=== Source data ===

[BEGIN]

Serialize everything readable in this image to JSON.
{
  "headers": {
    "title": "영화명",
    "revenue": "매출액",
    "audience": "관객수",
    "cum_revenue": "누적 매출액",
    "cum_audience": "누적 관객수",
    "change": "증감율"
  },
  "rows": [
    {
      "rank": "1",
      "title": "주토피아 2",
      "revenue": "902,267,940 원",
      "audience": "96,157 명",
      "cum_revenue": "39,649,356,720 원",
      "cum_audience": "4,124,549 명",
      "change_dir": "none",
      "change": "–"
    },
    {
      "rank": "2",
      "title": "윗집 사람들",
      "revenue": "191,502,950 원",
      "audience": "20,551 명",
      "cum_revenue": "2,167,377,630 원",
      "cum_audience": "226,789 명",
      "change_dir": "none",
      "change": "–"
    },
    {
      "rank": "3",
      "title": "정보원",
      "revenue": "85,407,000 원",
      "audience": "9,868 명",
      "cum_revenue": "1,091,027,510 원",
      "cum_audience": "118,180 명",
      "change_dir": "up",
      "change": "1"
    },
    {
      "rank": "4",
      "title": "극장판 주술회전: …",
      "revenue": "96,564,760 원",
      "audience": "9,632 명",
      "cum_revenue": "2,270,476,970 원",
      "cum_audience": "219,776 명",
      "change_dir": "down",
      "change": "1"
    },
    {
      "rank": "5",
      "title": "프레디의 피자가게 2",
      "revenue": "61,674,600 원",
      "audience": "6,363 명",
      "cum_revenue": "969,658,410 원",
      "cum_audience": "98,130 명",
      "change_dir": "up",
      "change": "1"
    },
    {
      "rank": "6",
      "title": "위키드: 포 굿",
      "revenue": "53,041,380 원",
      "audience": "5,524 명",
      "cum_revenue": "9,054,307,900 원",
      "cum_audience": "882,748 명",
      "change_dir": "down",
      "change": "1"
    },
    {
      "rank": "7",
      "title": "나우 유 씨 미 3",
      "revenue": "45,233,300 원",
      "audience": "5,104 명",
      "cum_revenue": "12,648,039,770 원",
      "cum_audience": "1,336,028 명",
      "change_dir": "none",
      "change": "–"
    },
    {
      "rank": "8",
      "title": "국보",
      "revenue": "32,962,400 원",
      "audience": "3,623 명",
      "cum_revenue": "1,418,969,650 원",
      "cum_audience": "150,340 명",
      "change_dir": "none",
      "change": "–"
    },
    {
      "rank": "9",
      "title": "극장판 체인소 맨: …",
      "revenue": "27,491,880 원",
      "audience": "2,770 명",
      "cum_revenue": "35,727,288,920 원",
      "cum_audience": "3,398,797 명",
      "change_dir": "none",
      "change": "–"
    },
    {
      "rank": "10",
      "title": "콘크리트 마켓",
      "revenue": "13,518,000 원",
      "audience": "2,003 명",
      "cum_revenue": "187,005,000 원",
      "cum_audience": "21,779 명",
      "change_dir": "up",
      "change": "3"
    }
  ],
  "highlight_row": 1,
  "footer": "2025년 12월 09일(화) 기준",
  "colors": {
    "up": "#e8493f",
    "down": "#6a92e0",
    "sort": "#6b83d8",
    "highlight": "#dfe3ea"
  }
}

[END]

=== Problem ===
Give the data again, exactly as it stands.

=== The solution ===
Serialize everything readable in this image to JSON.
{
  "headers": {
    "title": "영화명",
    "revenue": "매출액",
    "audience": "관객수",
    "cum_revenue": "누적 매출액",
    "cum_audience": "누적 관객수",
    "change": "증감율"
  },
  "rows": [
    {
      "rank": "1",
      "title": "주토피아 2",
      "revenue": "902,267,940 원",
      "audience": "96,157 명",
      "cum_revenue": "39,649,356,720 원",
      "cum_audience": "4,124,549 명",
      "change_dir": "none",
      "change": "–"
    },
    {
      "rank": "2",
      "title": "윗집 사람들",
      "revenue": "191,502,950 원",
      "audience": "20,551 명",
      "cum_revenue": "2,167,377,630 원",
      "cum_audience": "226,789 명",
      "change_dir": "none",
      "change": "–"
    },
    {
      "rank": "3",
      "title": "정보원",
      "revenue": "85,407,000 원",
      "audience": "9,868 명",
      "cum_revenue": "1,091,027,510 원",
      "cum_audience": "118,180 명",
      "change_dir": "up",
      "change": "1"
    },
    {
      "rank": "4",
      "title": "극장판 주술회전: …",
      "revenue": "96,564,760 원",
      "audience": "9,632 명",
      "cum_revenue": "2,270,476,970 원",
      "cum_audience": "219,776 명",
      "change_dir": "down",
      "change": "1"
    },
    {
      "rank": "5",
      "title": "프레디의 피자가게 2",
      "revenue": "61,674,600 원",
      "audience": "6,363 명",
      "cum_revenue": "969,658,410 원",
      "cum_audience": "98,130 명",
      "change_dir": "up",
      "change": "1"
    },
    {
      "rank": "6",
      "title": "위키드: 포 굿",
      "revenue": "53,041,380 원",
      "audience": "5,524 명",
      "cum_revenue": "9,054,307,900 원",
      "cum_audience": "882,748 명",
      "change_dir": "down",
      "change": "1"
    },
    {
      "rank": "7",
      "title": "나우 유 씨 미 3",
      "revenue": "45,233,300 원",
      "audience": "5,104 명",
      "cum_revenue": "12,648,039,770 원",
      "cum_audience": "1,336,028 명",
      "change_dir": "none",
      "change": "–"
    },
    {
      "rank": "8",
      "title": "국보",
      "revenue": "32,962,400 원",
      "audience": "3,623 명",
      "cum_revenue": "1,418,969,650 원",
      "cum_audience": "150,340 명",
      "change_dir": "none",
      "change": "–"
    },
    {
      "rank": "9",
      "title": "극장판 체인소 맨: …",
      "revenue": "27,491,880 원",
      "audience": "2,770 명",
      "cum_revenue": "35,727,288,920 원",
      "cum_audience": "3,398,797 명",
      "change_dir": "none",
      "change": "–"
    },
    {
      "rank": "10",
      "title": "콘크리트 마켓",
      "revenue": "13,518,000 원",
      "audience": "2,003 명",
      "cum_revenue": "187,005,000 원",
      "cum_audience": "21,779 명",
      "change_dir": "up",
      "change": "3"
    }
  ],
  "highlight_row": 1,
  "footer": "2025년 12월 09일(화) 기준",
  "colors": {
    "up": "#e8493f",
    "down": "#6a92e0",
    "sort": "#6b83d8",
    "highlight": "#dfe3ea"
  }
}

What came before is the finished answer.